▸ Given exercise:
Could you write out the records below exactly as they appear?

▸ Record set:

====

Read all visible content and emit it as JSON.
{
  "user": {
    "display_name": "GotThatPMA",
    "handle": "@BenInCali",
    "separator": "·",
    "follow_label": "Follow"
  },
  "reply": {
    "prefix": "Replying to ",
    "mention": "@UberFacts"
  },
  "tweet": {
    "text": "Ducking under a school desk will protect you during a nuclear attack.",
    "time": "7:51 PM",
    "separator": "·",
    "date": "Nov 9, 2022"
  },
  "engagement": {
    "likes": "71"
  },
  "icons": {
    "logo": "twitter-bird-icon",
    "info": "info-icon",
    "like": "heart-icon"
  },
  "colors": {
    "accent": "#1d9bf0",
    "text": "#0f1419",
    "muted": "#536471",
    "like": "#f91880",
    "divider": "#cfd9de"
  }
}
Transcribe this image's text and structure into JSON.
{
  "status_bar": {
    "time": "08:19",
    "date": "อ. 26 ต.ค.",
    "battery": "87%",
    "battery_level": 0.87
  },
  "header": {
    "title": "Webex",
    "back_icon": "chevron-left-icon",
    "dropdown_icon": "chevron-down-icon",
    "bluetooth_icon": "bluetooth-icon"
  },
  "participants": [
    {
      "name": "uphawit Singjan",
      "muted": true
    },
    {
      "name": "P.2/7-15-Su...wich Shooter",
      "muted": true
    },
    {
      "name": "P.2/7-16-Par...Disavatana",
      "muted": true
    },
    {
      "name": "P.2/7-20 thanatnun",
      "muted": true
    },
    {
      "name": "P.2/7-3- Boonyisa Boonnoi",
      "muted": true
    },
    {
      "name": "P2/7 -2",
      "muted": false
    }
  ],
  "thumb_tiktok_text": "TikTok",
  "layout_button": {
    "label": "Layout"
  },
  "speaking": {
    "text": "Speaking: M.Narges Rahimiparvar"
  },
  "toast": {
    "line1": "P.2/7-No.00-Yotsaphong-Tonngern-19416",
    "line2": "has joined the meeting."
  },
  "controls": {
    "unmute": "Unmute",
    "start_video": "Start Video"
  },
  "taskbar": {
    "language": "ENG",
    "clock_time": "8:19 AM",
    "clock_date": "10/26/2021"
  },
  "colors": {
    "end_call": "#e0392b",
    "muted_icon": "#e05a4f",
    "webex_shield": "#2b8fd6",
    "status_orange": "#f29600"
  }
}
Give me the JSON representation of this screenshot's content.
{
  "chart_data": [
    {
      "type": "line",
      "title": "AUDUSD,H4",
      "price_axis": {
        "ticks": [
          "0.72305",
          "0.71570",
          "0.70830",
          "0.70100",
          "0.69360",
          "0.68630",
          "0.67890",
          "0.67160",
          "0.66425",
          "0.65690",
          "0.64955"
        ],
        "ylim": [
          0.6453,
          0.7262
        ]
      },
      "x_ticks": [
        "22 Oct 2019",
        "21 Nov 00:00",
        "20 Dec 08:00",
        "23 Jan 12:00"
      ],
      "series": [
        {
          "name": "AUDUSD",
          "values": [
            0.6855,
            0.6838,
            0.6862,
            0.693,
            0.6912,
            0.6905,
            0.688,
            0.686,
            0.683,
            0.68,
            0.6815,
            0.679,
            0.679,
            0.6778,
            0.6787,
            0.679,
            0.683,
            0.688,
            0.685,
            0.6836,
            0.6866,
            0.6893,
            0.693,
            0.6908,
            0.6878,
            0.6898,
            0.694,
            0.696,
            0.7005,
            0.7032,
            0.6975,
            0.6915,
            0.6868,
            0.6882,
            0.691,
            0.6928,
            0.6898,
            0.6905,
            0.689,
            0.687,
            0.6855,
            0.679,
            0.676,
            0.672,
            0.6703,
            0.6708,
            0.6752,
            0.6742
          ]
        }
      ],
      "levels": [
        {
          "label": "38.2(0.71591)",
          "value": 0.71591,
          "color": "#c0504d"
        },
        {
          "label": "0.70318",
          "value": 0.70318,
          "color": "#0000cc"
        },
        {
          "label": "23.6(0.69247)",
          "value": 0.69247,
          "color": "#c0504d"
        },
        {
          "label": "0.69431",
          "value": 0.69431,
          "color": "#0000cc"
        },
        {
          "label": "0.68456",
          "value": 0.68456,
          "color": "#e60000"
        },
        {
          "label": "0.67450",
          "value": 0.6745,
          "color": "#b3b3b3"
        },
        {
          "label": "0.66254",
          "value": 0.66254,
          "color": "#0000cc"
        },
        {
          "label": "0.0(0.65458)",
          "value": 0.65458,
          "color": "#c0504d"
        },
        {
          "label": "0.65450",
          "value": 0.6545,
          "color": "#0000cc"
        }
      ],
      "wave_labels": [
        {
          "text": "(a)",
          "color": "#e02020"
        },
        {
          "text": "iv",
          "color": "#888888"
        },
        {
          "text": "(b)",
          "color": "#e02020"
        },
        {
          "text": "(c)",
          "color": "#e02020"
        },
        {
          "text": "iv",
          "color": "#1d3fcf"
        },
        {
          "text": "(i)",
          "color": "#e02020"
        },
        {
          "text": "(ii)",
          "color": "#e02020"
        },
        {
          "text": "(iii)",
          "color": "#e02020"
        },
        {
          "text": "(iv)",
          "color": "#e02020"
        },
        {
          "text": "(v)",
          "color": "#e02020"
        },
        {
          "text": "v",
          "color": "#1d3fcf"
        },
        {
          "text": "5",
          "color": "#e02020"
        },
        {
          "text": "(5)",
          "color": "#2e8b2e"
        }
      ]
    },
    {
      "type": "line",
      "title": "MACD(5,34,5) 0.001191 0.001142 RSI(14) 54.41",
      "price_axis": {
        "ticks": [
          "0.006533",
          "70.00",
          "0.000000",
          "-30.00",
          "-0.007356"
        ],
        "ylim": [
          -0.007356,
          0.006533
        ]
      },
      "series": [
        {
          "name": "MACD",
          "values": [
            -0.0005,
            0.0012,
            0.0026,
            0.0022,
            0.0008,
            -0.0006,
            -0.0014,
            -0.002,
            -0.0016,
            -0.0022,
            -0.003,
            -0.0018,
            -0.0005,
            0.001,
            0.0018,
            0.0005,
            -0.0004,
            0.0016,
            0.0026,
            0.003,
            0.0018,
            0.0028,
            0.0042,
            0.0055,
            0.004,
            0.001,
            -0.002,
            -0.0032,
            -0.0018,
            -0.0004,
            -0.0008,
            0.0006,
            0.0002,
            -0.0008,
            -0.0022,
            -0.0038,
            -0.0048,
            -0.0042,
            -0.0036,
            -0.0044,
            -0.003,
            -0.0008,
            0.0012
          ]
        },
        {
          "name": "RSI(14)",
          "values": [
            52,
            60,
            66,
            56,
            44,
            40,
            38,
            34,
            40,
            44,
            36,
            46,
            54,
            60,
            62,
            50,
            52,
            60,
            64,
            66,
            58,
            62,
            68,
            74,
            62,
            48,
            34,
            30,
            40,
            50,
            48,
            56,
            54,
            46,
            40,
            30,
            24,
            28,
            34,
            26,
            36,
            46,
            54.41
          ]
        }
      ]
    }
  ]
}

====

▸ Solution for this exercise:
Read all visible content and emit it as JSON.
{
  "user": {
    "display_name": "GotThatPMA",
    "handle": "@BenInCali",
    "separator": "·",
    "follow_label": "Follow"
  },
  "reply": {
    "prefix": "Replying to ",
    "mention": "@UberFacts"
  },
  "tweet": {
    "text": "Ducking under a school desk will protect you during a nuclear attack.",
    "time": "7:51 PM",
    "separator": "·",
    "date": "Nov 9, 2022"
  },
  "engagement": {
    "likes": "71"
  },
  "icons": {
    "logo": "twitter-bird-icon",
    "info": "info-icon",
    "like": "heart-icon"
  },
  "colors": {
    "accent": "#1d9bf0",
    "text": "#0f1419",
    "muted": "#536471",
    "like": "#f91880",
    "divider": "#cfd9de"
  }
}
Transcribe this image's text and structure into JSON.
{
  "status_bar": {
    "time": "08:19",
    "date": "อ. 26 ต.ค.",
    "battery": "87%",
    "battery_level": 0.87
  },
  "header": {
    "title": "Webex",
    "back_icon": "chevron-left-icon",
    "dropdown_icon": "chevron-down-icon",
    "bluetooth_icon": "bluetooth-icon"
  },
  "participants": [
    {
      "name": "uphawit Singjan",
      "muted": true
    },
    {
      "name": "P.2/7-15-Su...wich Shooter",
      "muted": true
    },
    {
      "name": "P.2/7-16-Par...Disavatana",
      "muted": true
    },
    {
      "name": "P.2/7-20 thanatnun",
      "muted": true
    },
    {
      "name": "P.2/7-3- Boonyisa Boonnoi",
      "muted": true
    },
    {
      "name": "P2/7 -2",
      "muted": false
    }
  ],
  "thumb_tiktok_text": "TikTok",
  "layout_button": {
    "label": "Layout"
  },
  "speaking": {
    "text": "Speaking: M.Narges Rahimiparvar"
  },
  "toast": {
    "line1": "P.2/7-No.00-Yotsaphong-Tonngern-19416",
    "line2": "has joined the meeting."
  },
  "controls": {
    "unmute": "Unmute",
    "start_video": "Start Video"
  },
  "taskbar": {
    "language": "ENG",
    "clock_time": "8:19 AM",
    "clock_date": "10/26/2021"
  },
  "colors": {
    "end_call": "#e0392b",
    "muted_icon": "#e05a4f",
    "webex_shield": "#2b8fd6",
    "status_orange": "#f29600"
  }
}
Give me the JSON representation of this screenshot's content.
{
  "chart_data": [
    {
      "type": "line",
      "title": "AUDUSD,H4",
      "price_axis": {
        "ticks": [
          "0.72305",
          "0.71570",
          "0.70830",
          "0.70100",
          "0.69360",
          "0.68630",
          "0.67890",
          "0.67160",
          "0.66425",
          "0.65690",
          "0.64955"
        ],
        "ylim": [
          0.6453,
          0.7262
        ]
      },
      "x_ticks": [
        "22 Oct 2019",
        "21 Nov 00:00",
        "20 Dec 08:00",
        "23 Jan 12:00"
      ],
      "series": [
        {
          "name": "AUDUSD",
          "values": [
            0.6855,
            0.6838,
            0.6862,
            0.693,
            0.6912,
            0.6905,
            0.688,
            0.686,
            0.683,
            0.68,
            0.6815,
            0.679,
            0.679,
            0.6778,
            0.6787,
            0.679,
            0.683,
            0.688,
            0.685,
            0.6836,
            0.6866,
            0.6893,
            0.693,
            0.6908,
            0.6878,
            0.6898,
            0.694,
            0.696,
            0.7005,
            0.7032,
            0.6975,
            0.6915,
            0.6868,
            0.6882,
            0.691,
            0.6928,
            0.6898,
            0.6905,
            0.689,
            0.687,
            0.6855,
            0.679,
            0.676,
            0.672,
            0.6703,
            0.6708,
            0.6752,
            0.6742
          ]
        }
      ],
      "levels": [
        {
          "label": "38.2(0.71591)",
          "value": 0.71591,
          "color": "#c0504d"
        },
        {
          "label": "0.70318",
          "value": 0.70318,
          "color": "#0000cc"
        },
        {
          "label": "23.6(0.69247)",
          "value": 0.69247,
          "color": "#c0504d"
        },
        {
          "label": "0.69431",
          "value": 0.69431,
          "color": "#0000cc"
        },
        {
          "label": "0.68456",
          "value": 0.68456,
          "color": "#e60000"
        },
        {
          "label": "0.67450",
          "value": 0.6745,
          "color": "#b3b3b3"
        },
        {
          "label": "0.66254",
          "value": 0.66254,
          "color": "#0000cc"
        },
        {
          "label": "0.0(0.65458)",
          "value": 0.65458,
          "color": "#c0504d"
        },
        {
          "label": "0.65450",
          "value": 0.6545,
          "color": "#0000cc"
        }
      ],
      "wave_labels": [
        {
          "text": "(a)",
          "color": "#e02020"
        },
        {
          "text": "iv",
          "color": "#888888"
        },
        {
          "text": "(b)",
          "color": "#e02020"
        },
        {
          "text": "(c)",
          "color": "#e02020"
        },
        {
          "text": "iv",
          "color": "#1d3fcf"
        },
        {
          "text": "(i)",
          "color": "#e02020"
        },
        {
          "text": "(ii)",
          "color": "#e02020"
        },
        {
          "text": "(iii)",
          "color": "#e02020"
        },
        {
          "text": "(iv)",
          "color": "#e02020"
        },
        {
          "text": "(v)",
          "color": "#e02020"
        },
        {
          "text": "v",
          "color": "#1d3fcf"
        },
        {
          "text": "5",
          "color": "#e02020"
        },
        {
          "text": "(5)",
          "color": "#2e8b2e"
        }
      ]
    },
    {
      "type": "line",
      "title": "MACD(5,34,5) 0.001191 0.001142 RSI(14) 54.41",
      "price_axis": {
        "ticks": [
          "0.006533",
          "70.00",
          "0.000000",
          "-30.00",
          "-0.007356"
        ],
        "ylim": [
          -0.007356,
          0.006533
        ]
      },
      "series": [
        {
          "name": "MACD",
          "values": [
            -0.0005,
            0.0012,
            0.0026,
            0.0022,
            0.0008,
            -0.0006,
            -0.0014,
            -0.002,
            -0.0016,
            -0.0022,
            -0.003,
            -0.0018,
            -0.0005,
            0.001,
            0.0018,
            0.0005,
            -0.0004,
            0.0016,
            0.0026,
            0.003,
            0.0018,
            0.0028,
            0.0042,
            0.0055,
            0.004,
            0.001,
            -0.002,
            -0.0032,
            -0.0018,
            -0.0004,
            -0.0008,
            0.0006,
            0.0002,
            -0.0008,
            -0.0022,
            -0.0038,
            -0.0048,
            -0.0042,
            -0.0036,
            -0.0044,
            -0.003,
            -0.0008,
            0.0012
          ]
        },
        {
          "name": "RSI(14)",
          "values": [
            52,
            60,
            66,
            56,
            44,
            40,
            38,
            34,
            40,
            44,
            36,
            46,
            54,
            60,
            62,
            50,
            52,
            60,
            64,
            66,
            58,
            62,
            68,
            74,
            62,
            48,
            34,
            30,
            40,
            50,
            48,
            56,
            54,
            46,
            40,
            30,
            24,
            28,
            34,
            26,
            36,
            46,
            54.41
          ]
        }
      ]
    }
  ]
}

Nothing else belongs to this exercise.